> **EXERCISE DESCRIPTION**: Pull every line that holds the word "hari" from the entries.

(Source data)
• • •

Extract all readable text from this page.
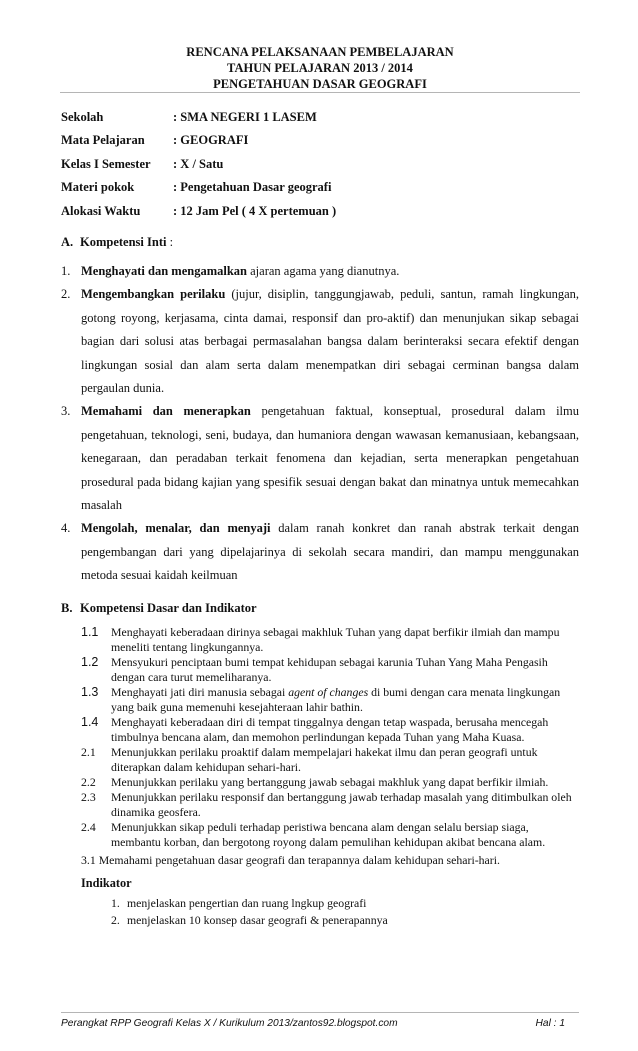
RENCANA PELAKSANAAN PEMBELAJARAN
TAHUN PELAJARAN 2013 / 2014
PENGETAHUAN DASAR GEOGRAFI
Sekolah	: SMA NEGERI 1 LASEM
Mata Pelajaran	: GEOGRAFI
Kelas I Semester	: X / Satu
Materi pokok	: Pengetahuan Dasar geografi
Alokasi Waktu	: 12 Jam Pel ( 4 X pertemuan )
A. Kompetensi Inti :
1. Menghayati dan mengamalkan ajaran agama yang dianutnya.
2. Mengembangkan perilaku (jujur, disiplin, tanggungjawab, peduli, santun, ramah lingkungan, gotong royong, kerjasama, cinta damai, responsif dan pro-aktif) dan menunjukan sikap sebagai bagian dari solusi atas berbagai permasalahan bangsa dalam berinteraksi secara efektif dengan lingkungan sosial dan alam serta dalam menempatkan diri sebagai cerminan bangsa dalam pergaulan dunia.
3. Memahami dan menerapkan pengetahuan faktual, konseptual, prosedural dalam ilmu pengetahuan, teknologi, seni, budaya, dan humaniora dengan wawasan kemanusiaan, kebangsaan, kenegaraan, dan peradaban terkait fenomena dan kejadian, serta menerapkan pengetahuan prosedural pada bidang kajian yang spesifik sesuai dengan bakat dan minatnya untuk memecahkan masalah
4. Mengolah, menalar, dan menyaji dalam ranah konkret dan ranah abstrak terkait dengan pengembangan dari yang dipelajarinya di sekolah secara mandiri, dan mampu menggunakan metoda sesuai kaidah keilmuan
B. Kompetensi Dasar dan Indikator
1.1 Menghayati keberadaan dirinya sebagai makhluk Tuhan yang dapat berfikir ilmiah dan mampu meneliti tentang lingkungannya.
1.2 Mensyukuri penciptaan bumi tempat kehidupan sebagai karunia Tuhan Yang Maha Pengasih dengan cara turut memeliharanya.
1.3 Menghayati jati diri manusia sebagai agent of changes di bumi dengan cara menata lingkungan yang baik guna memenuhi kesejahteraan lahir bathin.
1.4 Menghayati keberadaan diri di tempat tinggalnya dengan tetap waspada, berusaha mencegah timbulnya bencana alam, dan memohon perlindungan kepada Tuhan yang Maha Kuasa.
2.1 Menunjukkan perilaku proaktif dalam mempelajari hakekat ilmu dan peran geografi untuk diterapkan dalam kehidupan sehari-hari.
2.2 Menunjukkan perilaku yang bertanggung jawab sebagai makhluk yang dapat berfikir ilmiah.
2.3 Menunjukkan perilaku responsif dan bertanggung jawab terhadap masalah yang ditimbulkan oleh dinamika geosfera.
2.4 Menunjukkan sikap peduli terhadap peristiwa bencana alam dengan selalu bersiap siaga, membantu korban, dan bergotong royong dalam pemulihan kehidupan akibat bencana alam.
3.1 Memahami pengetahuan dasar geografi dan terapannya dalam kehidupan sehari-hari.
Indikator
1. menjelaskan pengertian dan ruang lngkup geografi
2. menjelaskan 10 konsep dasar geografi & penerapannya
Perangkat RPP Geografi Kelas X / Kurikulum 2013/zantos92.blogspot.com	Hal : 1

• • •

> **THE SOLUTION**:
2.1 Menunjukkan perilaku proaktif dalam mempelajari hakekat ilmu dan peran geografi untuk diterapkan dalam kehidupan sehari-hari.
3.1 Memahami pengetahuan dasar geografi dan terapannya dalam kehidupan sehari-hari.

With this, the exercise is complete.